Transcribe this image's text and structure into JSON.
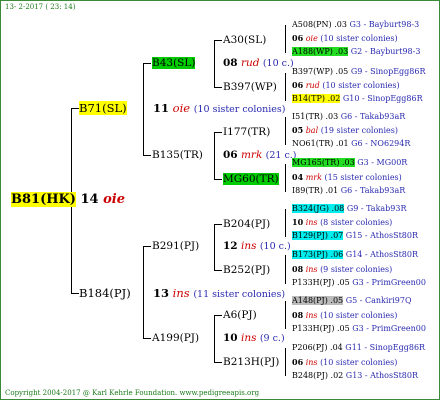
{
  "header": {
    "date_text": "13- 2-2017 ( 23: 14)"
  },
  "footer": {
    "copyright": "Copyright 2004-2017 @ Karl Kehrle Foundation.",
    "link": "www.pedigreeapis.org"
  },
  "root": {
    "name": "B81(HK)",
    "year": "14",
    "breed": "oie"
  },
  "g2": {
    "top": {
      "name": "B71(SL)",
      "year": "11",
      "breed": "oie",
      "sisters": "(10 sister colonies)"
    },
    "bottom": {
      "name": "B184(PJ)",
      "year": "13",
      "breed": "ins",
      "sisters": "(11 sister colonies)"
    }
  },
  "g3": [
    {
      "name": "B43(SL)"
    },
    {
      "name": "B135(TR)"
    },
    {
      "name": "B291(PJ)"
    },
    {
      "name": "A199(PJ)"
    }
  ],
  "g4": [
    {
      "name": "A30(SL)"
    },
    {
      "name": "08",
      "breed": "rud",
      "sisters": "(10 c.)"
    },
    {
      "name": "B397(WP)"
    },
    {
      "name": "I177(TR)"
    },
    {
      "name": "06",
      "breed": "mrk",
      "sisters": "(21 c.)"
    },
    {
      "name": "MG60(TR)"
    },
    {
      "name": "B204(PJ)"
    },
    {
      "name": "12",
      "breed": "ins",
      "sisters": "(10 c.)"
    },
    {
      "name": "B252(PJ)"
    },
    {
      "name": "A6(PJ)"
    },
    {
      "name": "10",
      "breed": "ins",
      "sisters": "(9 c.)"
    },
    {
      "name": "B213H(PJ)"
    }
  ],
  "g5": [
    {
      "left": "A508(PN) .03",
      "right": "G3 - Bayburt98-3"
    },
    {
      "left": "06",
      "breed": "oie",
      "sisters": "(10 sister colonies)"
    },
    {
      "left": "A188(WP) .03",
      "right": "G2 - Bayburt98-3"
    },
    {
      "left": "B397(WP) .05",
      "right": "G9 - SinopEgg86R"
    },
    {
      "left": "06",
      "breed": "rud",
      "sisters": "(10 sister colonies)"
    },
    {
      "left": "B14(TP) .02",
      "right": "G10 - SinopEgg86R"
    },
    {
      "left": "I51(TR) .03",
      "right": "G6 - Takab93aR"
    },
    {
      "left": "05",
      "breed": "bal",
      "sisters": "(19 sister colonies)"
    },
    {
      "left": "NO61(TR) .01",
      "right": "G6 - NO6294R"
    },
    {
      "left": "MG165(TR) .03",
      "right": "G3 - MG00R"
    },
    {
      "left": "04",
      "breed": "mrk",
      "sisters": "(15 sister colonies)"
    },
    {
      "left": "I89(TR) .01",
      "right": "G6 - Takab93aR"
    },
    {
      "left": "B324(JG) .08",
      "right": "G9 - Takab93R"
    },
    {
      "left": "10",
      "breed": "ins",
      "sisters": "(8 sister colonies)"
    },
    {
      "left": "B129(PJ) .07",
      "right": "G15 - AthosSt80R"
    },
    {
      "left": "B173(PJ) .06",
      "right": "G14 - AthosSt80R"
    },
    {
      "left": "08",
      "breed": "ins",
      "sisters": "(9 sister colonies)"
    },
    {
      "left": "P133H(PJ) .05",
      "right": "G3 - PrimGreen00"
    },
    {
      "left": "A148(PJ) .05",
      "right": "G5 - Cankiri97Q"
    },
    {
      "left": "08",
      "breed": "ins",
      "sisters": "(10 sister colonies)"
    },
    {
      "left": "P133H(PJ) .05",
      "right": "G3 - PrimGreen00"
    },
    {
      "left": "P206(PJ) .04",
      "right": "G11 - SinopEgg86R"
    },
    {
      "left": "06",
      "breed": "ins",
      "sisters": "(10 sister colonies)"
    },
    {
      "left": "B248(PJ) .02",
      "right": "G13 - AthosSt80R"
    }
  ]
}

==========

Write every entry out again exactly, dropping the pictures.

Output below:
Transcribe this image's text and structure into JSON.
{
  "header": {
    "date_text": "13- 2-2017 ( 23: 14)"
  },
  "footer": {
    "copyright": "Copyright 2004-2017 @ Karl Kehrle Foundation.",
    "link": "www.pedigreeapis.org"
  },
  "root": {
    "name": "B81(HK)",
    "year": "14",
    "breed": "oie"
  },
  "g2": {
    "top": {
      "name": "B71(SL)",
      "year": "11",
      "breed": "oie",
      "sisters": "(10 sister colonies)"
    },
    "bottom": {
      "name": "B184(PJ)",
      "year": "13",
      "breed": "ins",
      "sisters": "(11 sister colonies)"
    }
  },
  "g3": [
    {
      "name": "B43(SL)"
    },
    {
      "name": "B135(TR)"
    },
    {
      "name": "B291(PJ)"
    },
    {
      "name": "A199(PJ)"
    }
  ],
  "g4": [
    {
      "name": "A30(SL)"
    },
    {
      "name": "08",
      "breed": "rud",
      "sisters": "(10 c.)"
    },
    {
      "name": "B397(WP)"
    },
    {
      "name": "I177(TR)"
    },
    {
      "name": "06",
      "breed": "mrk",
      "sisters": "(21 c.)"
    },
    {
      "name": "MG60(TR)"
    },
    {
      "name": "B204(PJ)"
    },
    {
      "name": "12",
      "breed": "ins",
      "sisters": "(10 c.)"
    },
    {
      "name": "B252(PJ)"
    },
    {
      "name": "A6(PJ)"
    },
    {
      "name": "10",
      "breed": "ins",
      "sisters": "(9 c.)"
    },
    {
      "name": "B213H(PJ)"
    }
  ],
  "g5": [
    {
      "left": "A508(PN) .03",
      "right": "G3 - Bayburt98-3"
    },
    {
      "left": "06",
      "breed": "oie",
      "sisters": "(10 sister colonies)"
    },
    {
      "left": "A188(WP) .03",
      "right": "G2 - Bayburt98-3"
    },
    {
      "left": "B397(WP) .05",
      "right": "G9 - SinopEgg86R"
    },
    {
      "left": "06",
      "breed": "rud",
      "sisters": "(10 sister colonies)"
    },
    {
      "left": "B14(TP) .02",
      "right": "G10 - SinopEgg86R"
    },
    {
      "left": "I51(TR) .03",
      "right": "G6 - Takab93aR"
    },
    {
      "left": "05",
      "breed": "bal",
      "sisters": "(19 sister colonies)"
    },
    {
      "left": "NO61(TR) .01",
      "right": "G6 - NO6294R"
    },
    {
      "left": "MG165(TR) .03",
      "right": "G3 - MG00R"
    },
    {
      "left": "04",
      "breed": "mrk",
      "sisters": "(15 sister colonies)"
    },
    {
      "left": "I89(TR) .01",
      "right": "G6 - Takab93aR"
    },
    {
      "left": "B324(JG) .08",
      "right": "G9 - Takab93R"
    },
    {
      "left": "10",
      "breed": "ins",
      "sisters": "(8 sister colonies)"
    },
    {
      "left": "B129(PJ) .07",
      "right": "G15 - AthosSt80R"
    },
    {
      "left": "B173(PJ) .06",
      "right": "G14 - AthosSt80R"
    },
    {
      "left": "08",
      "breed": "ins",
      "sisters": "(9 sister colonies)"
    },
    {
      "left": "P133H(PJ) .05",
      "right": "G3 - PrimGreen00"
    },
    {
      "left": "A148(PJ) .05",
      "right": "G5 - Cankiri97Q"
    },
    {
      "left": "08",
      "breed": "ins",
      "sisters": "(10 sister colonies)"
    },
    {
      "left": "P133H(PJ) .05",
      "right": "G3 - PrimGreen00"
    },
    {
      "left": "P206(PJ) .04",
      "right": "G11 - SinopEgg86R"
    },
    {
      "left": "06",
      "breed": "ins",
      "sisters": "(10 sister colonies)"
    },
    {
      "left": "B248(PJ) .02",
      "right": "G13 - AthosSt80R"
    }
  ]
}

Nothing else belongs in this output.